▸ INSTRUCTIONS TO FOLLOW
Read the data and repeat it in full, exactly.

▸ EXTRACTED INFORMATION
....................
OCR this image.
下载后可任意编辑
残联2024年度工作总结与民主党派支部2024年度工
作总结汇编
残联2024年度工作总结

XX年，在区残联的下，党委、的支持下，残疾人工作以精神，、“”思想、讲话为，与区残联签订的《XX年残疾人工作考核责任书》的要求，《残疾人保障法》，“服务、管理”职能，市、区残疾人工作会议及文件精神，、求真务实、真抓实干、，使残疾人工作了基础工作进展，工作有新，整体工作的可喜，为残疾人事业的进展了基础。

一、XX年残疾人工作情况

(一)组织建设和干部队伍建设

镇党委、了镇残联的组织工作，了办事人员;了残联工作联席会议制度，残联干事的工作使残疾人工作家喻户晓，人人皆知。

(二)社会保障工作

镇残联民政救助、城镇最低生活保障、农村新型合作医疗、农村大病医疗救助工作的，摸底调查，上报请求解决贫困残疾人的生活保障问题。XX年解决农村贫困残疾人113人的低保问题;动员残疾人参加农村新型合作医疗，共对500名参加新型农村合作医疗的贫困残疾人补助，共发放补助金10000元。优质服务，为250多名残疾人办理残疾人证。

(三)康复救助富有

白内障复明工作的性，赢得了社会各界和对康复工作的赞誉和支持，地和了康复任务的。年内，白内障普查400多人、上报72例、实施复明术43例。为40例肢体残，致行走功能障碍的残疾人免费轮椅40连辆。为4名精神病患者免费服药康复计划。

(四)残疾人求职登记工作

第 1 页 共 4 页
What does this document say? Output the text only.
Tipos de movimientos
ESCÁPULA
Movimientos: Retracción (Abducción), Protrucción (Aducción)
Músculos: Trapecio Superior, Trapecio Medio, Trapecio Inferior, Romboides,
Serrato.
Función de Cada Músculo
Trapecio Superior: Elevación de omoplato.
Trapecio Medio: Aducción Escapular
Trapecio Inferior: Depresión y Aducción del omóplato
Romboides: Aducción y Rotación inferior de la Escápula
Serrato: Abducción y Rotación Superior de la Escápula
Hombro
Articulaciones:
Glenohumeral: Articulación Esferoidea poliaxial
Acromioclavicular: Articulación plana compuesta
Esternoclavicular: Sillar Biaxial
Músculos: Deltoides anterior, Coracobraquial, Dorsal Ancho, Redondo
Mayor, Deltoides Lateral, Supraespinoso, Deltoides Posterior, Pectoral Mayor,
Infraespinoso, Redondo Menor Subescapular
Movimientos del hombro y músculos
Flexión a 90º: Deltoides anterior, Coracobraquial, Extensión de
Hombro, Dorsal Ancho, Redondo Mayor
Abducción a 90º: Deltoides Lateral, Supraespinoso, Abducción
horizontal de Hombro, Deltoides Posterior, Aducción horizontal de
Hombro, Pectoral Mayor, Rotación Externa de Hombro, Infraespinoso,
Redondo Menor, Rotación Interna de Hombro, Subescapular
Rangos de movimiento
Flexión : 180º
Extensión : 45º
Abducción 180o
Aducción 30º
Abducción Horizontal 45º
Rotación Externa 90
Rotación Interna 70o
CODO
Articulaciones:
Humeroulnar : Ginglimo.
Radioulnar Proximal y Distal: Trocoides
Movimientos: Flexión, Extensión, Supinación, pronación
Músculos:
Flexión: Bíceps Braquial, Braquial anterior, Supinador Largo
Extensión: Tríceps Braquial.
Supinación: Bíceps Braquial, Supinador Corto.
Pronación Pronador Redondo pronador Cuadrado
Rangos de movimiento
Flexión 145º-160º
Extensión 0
....................
▸ ANSWER FOR THE TASK
OCR this image.
下载后可任意编辑
残联2024年度工作总结与民主党派支部2024年度工
作总结汇编
残联2024年度工作总结

XX年，在区残联的下，党委、的支持下，残疾人工作以精神，、“”思想、讲话为，与区残联签订的《XX年残疾人工作考核责任书》的要求，《残疾人保障法》，“服务、管理”职能，市、区残疾人工作会议及文件精神，、求真务实、真抓实干、，使残疾人工作了基础工作进展，工作有新，整体工作的可喜，为残疾人事业的进展了基础。

一、XX年残疾人工作情况

(一)组织建设和干部队伍建设

镇党委、了镇残联的组织工作，了办事人员;了残联工作联席会议制度，残联干事的工作使残疾人工作家喻户晓，人人皆知。

(二)社会保障工作

镇残联民政救助、城镇最低生活保障、农村新型合作医疗、农村大病医疗救助工作的，摸底调查，上报请求解决贫困残疾人的生活保障问题。XX年解决农村贫困残疾人113人的低保问题;动员残疾人参加农村新型合作医疗，共对500名参加新型农村合作医疗的贫困残疾人补助，共发放补助金10000元。优质服务，为250多名残疾人办理残疾人证。

(三)康复救助富有

白内障复明工作的性，赢得了社会各界和对康复工作的赞誉和支持，地和了康复任务的。年内，白内障普查400多人、上报72例、实施复明术43例。为40例肢体残，致行走功能障碍的残疾人免费轮椅40连辆。为4名精神病患者免费服药康复计划。

(四)残疾人求职登记工作

第 1 页 共 4 页
What does this document say? Output the text only.
Tipos de movimientos
ESCÁPULA
Movimientos: Retracción (Abducción), Protrucción (Aducción)
Músculos: Trapecio Superior, Trapecio Medio, Trapecio Inferior, Romboides,
Serrato.
Función de Cada Músculo
Trapecio Superior: Elevación de omoplato.
Trapecio Medio: Aducción Escapular
Trapecio Inferior: Depresión y Aducción del omóplato
Romboides: Aducción y Rotación inferior de la Escápula
Serrato: Abducción y Rotación Superior de la Escápula
Hombro
Articulaciones:
Glenohumeral: Articulación Esferoidea poliaxial
Acromioclavicular: Articulación plana compuesta
Esternoclavicular: Sillar Biaxial
Músculos: Deltoides anterior, Coracobraquial, Dorsal Ancho, Redondo
Mayor, Deltoides Lateral, Supraespinoso, Deltoides Posterior, Pectoral Mayor,
Infraespinoso, Redondo Menor Subescapular
Movimientos del hombro y músculos
Flexión a 90º: Deltoides anterior, Coracobraquial, Extensión de
Hombro, Dorsal Ancho, Redondo Mayor
Abducción a 90º: Deltoides Lateral, Supraespinoso, Abducción
horizontal de Hombro, Deltoides Posterior, Aducción horizontal de
Hombro, Pectoral Mayor, Rotación Externa de Hombro, Infraespinoso,
Redondo Menor, Rotación Interna de Hombro, Subescapular
Rangos de movimiento
Flexión : 180º
Extensión : 45º
Abducción 180o
Aducción 30º
Abducción Horizontal 45º
Rotación Externa 90
Rotación Interna 70o
CODO
Articulaciones:
Humeroulnar : Ginglimo.
Radioulnar Proximal y Distal: Trocoides
Movimientos: Flexión, Extensión, Supinación, pronación
Músculos:
Flexión: Bíceps Braquial, Braquial anterior, Supinador Largo
Extensión: Tríceps Braquial.
Supinación: Bíceps Braquial, Supinador Corto.
Pronación Pronador Redondo pronador Cuadrado
Rangos de movimiento
Flexión 145º-160º
Extensión 0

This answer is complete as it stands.